**Your instructions**
Transcribe the records below exactly.
——————————
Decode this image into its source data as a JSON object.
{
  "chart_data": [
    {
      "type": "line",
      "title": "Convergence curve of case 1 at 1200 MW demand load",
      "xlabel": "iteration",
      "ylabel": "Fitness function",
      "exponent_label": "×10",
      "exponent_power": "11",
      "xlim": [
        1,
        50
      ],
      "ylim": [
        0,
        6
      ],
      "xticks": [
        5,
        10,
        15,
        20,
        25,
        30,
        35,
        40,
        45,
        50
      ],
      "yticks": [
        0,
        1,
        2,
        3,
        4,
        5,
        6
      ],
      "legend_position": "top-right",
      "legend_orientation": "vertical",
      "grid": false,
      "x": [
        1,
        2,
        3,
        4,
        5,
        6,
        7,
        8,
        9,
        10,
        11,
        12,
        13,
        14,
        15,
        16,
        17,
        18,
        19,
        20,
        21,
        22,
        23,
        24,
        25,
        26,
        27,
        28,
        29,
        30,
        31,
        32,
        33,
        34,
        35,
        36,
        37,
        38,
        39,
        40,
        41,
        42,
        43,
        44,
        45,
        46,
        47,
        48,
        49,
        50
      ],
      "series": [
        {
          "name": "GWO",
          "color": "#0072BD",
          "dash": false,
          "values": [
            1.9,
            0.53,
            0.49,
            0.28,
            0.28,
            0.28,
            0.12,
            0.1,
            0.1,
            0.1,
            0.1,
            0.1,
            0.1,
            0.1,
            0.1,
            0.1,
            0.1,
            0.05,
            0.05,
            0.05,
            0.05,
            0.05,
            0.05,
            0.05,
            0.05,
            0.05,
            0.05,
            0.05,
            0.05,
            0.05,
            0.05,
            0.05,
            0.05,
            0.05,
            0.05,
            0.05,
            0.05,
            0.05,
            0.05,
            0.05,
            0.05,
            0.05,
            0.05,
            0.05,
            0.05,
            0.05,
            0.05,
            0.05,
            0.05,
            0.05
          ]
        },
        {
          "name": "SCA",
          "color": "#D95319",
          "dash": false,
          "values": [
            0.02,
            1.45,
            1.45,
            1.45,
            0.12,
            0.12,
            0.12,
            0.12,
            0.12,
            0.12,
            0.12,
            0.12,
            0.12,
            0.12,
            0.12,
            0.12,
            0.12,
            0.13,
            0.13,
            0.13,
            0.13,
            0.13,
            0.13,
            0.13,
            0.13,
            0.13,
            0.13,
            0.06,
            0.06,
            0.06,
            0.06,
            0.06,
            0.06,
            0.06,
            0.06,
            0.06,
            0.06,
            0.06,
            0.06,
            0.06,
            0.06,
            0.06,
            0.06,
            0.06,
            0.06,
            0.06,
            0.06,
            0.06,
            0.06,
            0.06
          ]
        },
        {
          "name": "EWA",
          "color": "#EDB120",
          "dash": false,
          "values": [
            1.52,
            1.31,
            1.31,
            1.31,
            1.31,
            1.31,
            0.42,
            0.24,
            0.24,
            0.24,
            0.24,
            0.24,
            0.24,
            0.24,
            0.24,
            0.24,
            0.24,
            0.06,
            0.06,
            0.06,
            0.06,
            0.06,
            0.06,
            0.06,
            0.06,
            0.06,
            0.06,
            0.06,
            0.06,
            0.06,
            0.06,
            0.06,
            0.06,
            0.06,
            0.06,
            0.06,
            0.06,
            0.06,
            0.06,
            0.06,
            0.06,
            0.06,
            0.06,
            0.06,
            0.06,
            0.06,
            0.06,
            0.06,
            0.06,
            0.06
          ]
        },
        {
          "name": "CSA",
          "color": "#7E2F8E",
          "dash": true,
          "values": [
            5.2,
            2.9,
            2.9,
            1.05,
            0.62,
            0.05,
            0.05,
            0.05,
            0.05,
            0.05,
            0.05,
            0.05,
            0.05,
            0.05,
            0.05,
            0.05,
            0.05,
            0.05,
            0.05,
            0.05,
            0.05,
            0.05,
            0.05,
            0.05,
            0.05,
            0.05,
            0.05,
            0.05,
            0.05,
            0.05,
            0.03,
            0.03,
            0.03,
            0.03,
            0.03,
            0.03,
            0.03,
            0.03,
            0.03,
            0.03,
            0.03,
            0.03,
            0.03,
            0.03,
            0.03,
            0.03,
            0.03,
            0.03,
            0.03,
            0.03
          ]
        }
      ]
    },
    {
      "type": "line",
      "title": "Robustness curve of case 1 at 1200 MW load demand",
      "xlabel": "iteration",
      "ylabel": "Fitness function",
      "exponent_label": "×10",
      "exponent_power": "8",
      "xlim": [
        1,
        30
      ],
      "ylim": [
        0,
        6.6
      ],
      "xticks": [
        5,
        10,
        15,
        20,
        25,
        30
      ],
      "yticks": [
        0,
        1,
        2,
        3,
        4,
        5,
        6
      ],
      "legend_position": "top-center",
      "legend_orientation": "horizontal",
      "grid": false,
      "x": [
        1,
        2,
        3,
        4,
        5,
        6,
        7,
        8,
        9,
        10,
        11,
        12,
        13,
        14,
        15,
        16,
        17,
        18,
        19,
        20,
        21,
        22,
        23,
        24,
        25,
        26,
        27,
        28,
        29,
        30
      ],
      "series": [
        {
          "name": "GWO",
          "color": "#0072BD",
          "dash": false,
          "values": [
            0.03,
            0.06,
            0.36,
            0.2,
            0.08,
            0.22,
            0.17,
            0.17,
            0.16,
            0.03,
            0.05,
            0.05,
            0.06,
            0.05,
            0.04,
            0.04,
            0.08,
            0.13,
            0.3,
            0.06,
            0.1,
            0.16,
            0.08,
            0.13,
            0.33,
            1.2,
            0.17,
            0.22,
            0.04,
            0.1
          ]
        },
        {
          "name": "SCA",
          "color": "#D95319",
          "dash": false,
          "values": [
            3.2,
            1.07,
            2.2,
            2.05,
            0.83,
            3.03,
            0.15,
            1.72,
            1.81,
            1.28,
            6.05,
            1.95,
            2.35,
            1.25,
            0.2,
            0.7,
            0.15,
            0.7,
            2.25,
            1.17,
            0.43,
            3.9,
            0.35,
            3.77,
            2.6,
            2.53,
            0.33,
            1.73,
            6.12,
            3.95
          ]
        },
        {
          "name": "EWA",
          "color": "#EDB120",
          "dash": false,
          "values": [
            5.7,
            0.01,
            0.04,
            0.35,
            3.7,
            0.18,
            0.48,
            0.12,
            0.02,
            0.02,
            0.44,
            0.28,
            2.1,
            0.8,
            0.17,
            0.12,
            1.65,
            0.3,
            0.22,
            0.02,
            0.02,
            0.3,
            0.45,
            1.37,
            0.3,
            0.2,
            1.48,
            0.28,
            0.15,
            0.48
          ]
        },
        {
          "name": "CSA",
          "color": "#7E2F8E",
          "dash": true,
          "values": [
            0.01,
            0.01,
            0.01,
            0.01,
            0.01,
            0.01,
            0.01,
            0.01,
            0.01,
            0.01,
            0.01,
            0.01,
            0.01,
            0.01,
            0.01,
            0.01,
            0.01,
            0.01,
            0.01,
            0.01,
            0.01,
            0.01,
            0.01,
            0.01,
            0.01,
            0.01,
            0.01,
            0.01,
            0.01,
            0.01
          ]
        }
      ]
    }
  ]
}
——————————
**Output of the task**
Decode this image into its source data as a JSON object.
{
  "chart_data": [
    {
      "type": "line",
      "title": "Convergence curve of case 1 at 1200 MW demand load",
      "xlabel": "iteration",
      "ylabel": "Fitness function",
      "exponent_label": "×10",
      "exponent_power": "11",
      "xlim": [
        1,
        50
      ],
      "ylim": [
        0,
        6
      ],
      "xticks": [
        5,
        10,
        15,
        20,
        25,
        30,
        35,
        40,
        45,
        50
      ],
      "yticks": [
        0,
        1,
        2,
        3,
        4,
        5,
        6
      ],
      "legend_position": "top-right",
      "legend_orientation": "vertical",
      "grid": false,
      "x": [
        1,
        2,
        3,
        4,
        5,
        6,
        7,
        8,
        9,
        10,
        11,
        12,
        13,
        14,
        15,
        16,
        17,
        18,
        19,
        20,
        21,
        22,
        23,
        24,
        25,
        26,
        27,
        28,
        29,
        30,
        31,
        32,
        33,
        34,
        35,
        36,
        37,
        38,
        39,
        40,
        41,
        42,
        43,
        44,
        45,
        46,
        47,
        48,
        49,
        50
      ],
      "series": [
        {
          "name": "GWO",
          "color": "#0072BD",
          "dash": false,
          "values": [
            1.9,
            0.53,
            0.49,
            0.28,
            0.28,
            0.28,
            0.12,
            0.1,
            0.1,
            0.1,
            0.1,
            0.1,
            0.1,
            0.1,
            0.1,
            0.1,
            0.1,
            0.05,
            0.05,
            0.05,
            0.05,
            0.05,
            0.05,
            0.05,
            0.05,
            0.05,
            0.05,
            0.05,
            0.05,
            0.05,
            0.05,
            0.05,
            0.05,
            0.05,
            0.05,
            0.05,
            0.05,
            0.05,
            0.05,
            0.05,
            0.05,
            0.05,
            0.05,
            0.05,
            0.05,
            0.05,
            0.05,
            0.05,
            0.05,
            0.05
          ]
        },
        {
          "name": "SCA",
          "color": "#D95319",
          "dash": false,
          "values": [
            0.02,
            1.45,
            1.45,
            1.45,
            0.12,
            0.12,
            0.12,
            0.12,
            0.12,
            0.12,
            0.12,
            0.12,
            0.12,
            0.12,
            0.12,
            0.12,
            0.12,
            0.13,
            0.13,
            0.13,
            0.13,
            0.13,
            0.13,
            0.13,
            0.13,
            0.13,
            0.13,
            0.06,
            0.06,
            0.06,
            0.06,
            0.06,
            0.06,
            0.06,
            0.06,
            0.06,
            0.06,
            0.06,
            0.06,
            0.06,
            0.06,
            0.06,
            0.06,
            0.06,
            0.06,
            0.06,
            0.06,
            0.06,
            0.06,
            0.06
          ]
        },
        {
          "name": "EWA",
          "color": "#EDB120",
          "dash": false,
          "values": [
            1.52,
            1.31,
            1.31,
            1.31,
            1.31,
            1.31,
            0.42,
            0.24,
            0.24,
            0.24,
            0.24,
            0.24,
            0.24,
            0.24,
            0.24,
            0.24,
            0.24,
            0.06,
            0.06,
            0.06,
            0.06,
            0.06,
            0.06,
            0.06,
            0.06,
            0.06,
            0.06,
            0.06,
            0.06,
            0.06,
            0.06,
            0.06,
            0.06,
            0.06,
            0.06,
            0.06,
            0.06,
            0.06,
            0.06,
            0.06,
            0.06,
            0.06,
            0.06,
            0.06,
            0.06,
            0.06,
            0.06,
            0.06,
            0.06,
            0.06
          ]
        },
        {
          "name": "CSA",
          "color": "#7E2F8E",
          "dash": true,
          "values": [
            5.2,
            2.9,
            2.9,
            1.05,
            0.62,
            0.05,
            0.05,
            0.05,
            0.05,
            0.05,
            0.05,
            0.05,
            0.05,
            0.05,
            0.05,
            0.05,
            0.05,
            0.05,
            0.05,
            0.05,
            0.05,
            0.05,
            0.05,
            0.05,
            0.05,
            0.05,
            0.05,
            0.05,
            0.05,
            0.05,
            0.03,
            0.03,
            0.03,
            0.03,
            0.03,
            0.03,
            0.03,
            0.03,
            0.03,
            0.03,
            0.03,
            0.03,
            0.03,
            0.03,
            0.03,
            0.03,
            0.03,
            0.03,
            0.03,
            0.03
          ]
        }
      ]
    },
    {
      "type": "line",
      "title": "Robustness curve of case 1 at 1200 MW load demand",
      "xlabel": "iteration",
      "ylabel": "Fitness function",
      "exponent_label": "×10",
      "exponent_power": "8",
      "xlim": [
        1,
        30
      ],
      "ylim": [
        0,
        6.6
      ],
      "xticks": [
        5,
        10,
        15,
        20,
        25,
        30
      ],
      "yticks": [
        0,
        1,
        2,
        3,
        4,
        5,
        6
      ],
      "legend_position": "top-center",
      "legend_orientation": "horizontal",
      "grid": false,
      "x": [
        1,
        2,
        3,
        4,
        5,
        6,
        7,
        8,
        9,
        10,
        11,
        12,
        13,
        14,
        15,
        16,
        17,
        18,
        19,
        20,
        21,
        22,
        23,
        24,
        25,
        26,
        27,
        28,
        29,
        30
      ],
      "series": [
        {
          "name": "GWO",
          "color": "#0072BD",
          "dash": false,
          "values": [
            0.03,
            0.06,
            0.36,
            0.2,
            0.08,
            0.22,
            0.17,
            0.17,
            0.16,
            0.03,
            0.05,
            0.05,
            0.06,
            0.05,
            0.04,
            0.04,
            0.08,
            0.13,
            0.3,
            0.06,
            0.1,
            0.16,
            0.08,
            0.13,
            0.33,
            1.2,
            0.17,
            0.22,
            0.04,
            0.1
          ]
        },
        {
          "name": "SCA",
          "color": "#D95319",
          "dash": false,
          "values": [
            3.2,
            1.07,
            2.2,
            2.05,
            0.83,
            3.03,
            0.15,
            1.72,
            1.81,
            1.28,
            6.05,
            1.95,
            2.35,
            1.25,
            0.2,
            0.7,
            0.15,
            0.7,
            2.25,
            1.17,
            0.43,
            3.9,
            0.35,
            3.77,
            2.6,
            2.53,
            0.33,
            1.73,
            6.12,
            3.95
          ]
        },
        {
          "name": "EWA",
          "color": "#EDB120",
          "dash": false,
          "values": [
            5.7,
            0.01,
            0.04,
            0.35,
            3.7,
            0.18,
            0.48,
            0.12,
            0.02,
            0.02,
            0.44,
            0.28,
            2.1,
            0.8,
            0.17,
            0.12,
            1.65,
            0.3,
            0.22,
            0.02,
            0.02,
            0.3,
            0.45,
            1.37,
            0.3,
            0.2,
            1.48,
            0.28,
            0.15,
            0.48
          ]
        },
        {
          "name": "CSA",
          "color": "#7E2F8E",
          "dash": true,
          "values": [
            0.01,
            0.01,
            0.01,
            0.01,
            0.01,
            0.01,
            0.01,
            0.01,
            0.01,
            0.01,
            0.01,
            0.01,
            0.01,
            0.01,
            0.01,
            0.01,
            0.01,
            0.01,
            0.01,
            0.01,
            0.01,
            0.01,
            0.01,
            0.01,
            0.01,
            0.01,
            0.01,
            0.01,
            0.01,
            0.01
          ]
        }
      ]
    }
  ]
}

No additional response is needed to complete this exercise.